> _Source extract_
We take a look at who are the main favourites and most likely to win this year’s Euros, as well as those outsiders who have a chance at bringing the trophy home. Make sure to give yourself the best, in-depth coverage match-to-match with betting tips following the tournament in full.

France given boost by Benzema

The former Lyon ace has seen off all contenders at Real Madrid year after year but France manager Didier Deschamps has failed to be swayed – up until now that is. Not many players can say they’ve survived the political machinations and expectant fan base such as Benzema has done at Madrid. 

Benzema will be welcomed back into the fold at the French camp and will be hoping to finish his season off with silverware after a disappointing year in the Spanish capital. Joining an illustrious star cast unrivalled elsewhere in the world, never mind Europe, Pogba, Griezmann, Kante, Mbappé and their compatriots making France undoubtedly first pick for many. 

Excellence and experience to spur on England

England have always been a tough one to make sense of but the experts at Euro 2021 betting are backing the Three Lions as joint-favourites with odds locked even. It’s hard to fathom given France’s obvious pedigree but the English have been pushing for a trophy for sometime now.

England were guided to a semi-final finish under Gareth Southgate and have continued to excel in the qualifying rounds. With supreme marksman Harry Kane leading the line and a whole spate of exciting supporting cast members such as Marcus Rashford, Phil Foden, Mason Mount, Jack Grealish (the list goes on), England have one of the best attacking lines in world football right now. 

Balance and the lack of a strong mental attitude at decisive moments have often been the scourge of English campaigns, but Southgate has instilled a calmness under pressure that has worked wonders for England. A trophy two years ago at the Nations League Finals would’ve been ideal but maybe the Wembley turf will end England’s long suffering silverware drought.

> _Things to do_
1 - Answer these questions from the Euros preview:
(a) At which club has Benzema seen off all contenders year after year?
(b) Under which manager did England reach a semi-final finish?
(c) How do the experts at Euro 2021 betting rate England?
2 - Carry on the Euros preview, beginning after its final sentence.
The listing is not needed for any of these tasks.

> _Supplied information_
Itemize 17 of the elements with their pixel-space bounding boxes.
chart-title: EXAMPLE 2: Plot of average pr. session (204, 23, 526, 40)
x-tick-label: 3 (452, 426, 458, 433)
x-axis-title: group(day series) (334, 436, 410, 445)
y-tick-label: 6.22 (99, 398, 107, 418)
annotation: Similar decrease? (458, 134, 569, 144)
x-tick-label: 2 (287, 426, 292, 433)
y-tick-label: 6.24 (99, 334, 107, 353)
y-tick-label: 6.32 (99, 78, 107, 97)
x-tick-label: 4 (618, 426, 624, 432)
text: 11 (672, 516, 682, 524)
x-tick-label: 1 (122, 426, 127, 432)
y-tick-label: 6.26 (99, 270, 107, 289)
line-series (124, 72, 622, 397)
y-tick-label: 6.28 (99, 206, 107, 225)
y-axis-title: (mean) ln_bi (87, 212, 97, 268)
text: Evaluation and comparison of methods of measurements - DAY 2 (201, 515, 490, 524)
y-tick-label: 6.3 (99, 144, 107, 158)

> _Answers to this exercise_
1 -
(a) Real Madrid
(b) Gareth Southgate
(c) As joint-favourites, with odds locked even

2 -
Overshadowed outsiders

Portugal, Belgium, Germany, Italy, the Netherlands, Spain, and a whole host of more modest national outfits are looking to make their mark. The fact remains that team for team the Euros is international football’s most competitive tournament.

Former Premier League winning manager Robert Mancini is overseeing a resurgent Italy side who are unbeaten in 25 matches. 

The Dutch make a return to the Euros after missing out last time round as the European team with the most recent silverware to their name. 

Luis Enrique’s Spanish side, like Joachim Löw’s Germany, are packed with talent through the ranks with players that play their football at the highest level. They will be hoping to channel the spirit of Euros past to pull off a surprise victory this summer. 

Cristiano Ronaldo is still at the top of his game after helping guide his country to a shock win on both sides of the touchline five years ago. Pound for pound the Portuguese don’t have the best squad on paper, but a resplendent Bruno Fernandes could be an added spark to charge this Portuguese side. 

Belgium are the golden boys yet to hit manhood with a major piece of silverware to their name. In terms of top flight performances across Europe’s top leagues the Belgians definitely have the edge over many others. They lack the wax lyrical and myth of many of Europe’s traditional greats but they definitely have the players to make it tick. 

All in all, the stage is set for one of the most intense and electric European Championships ever this summer.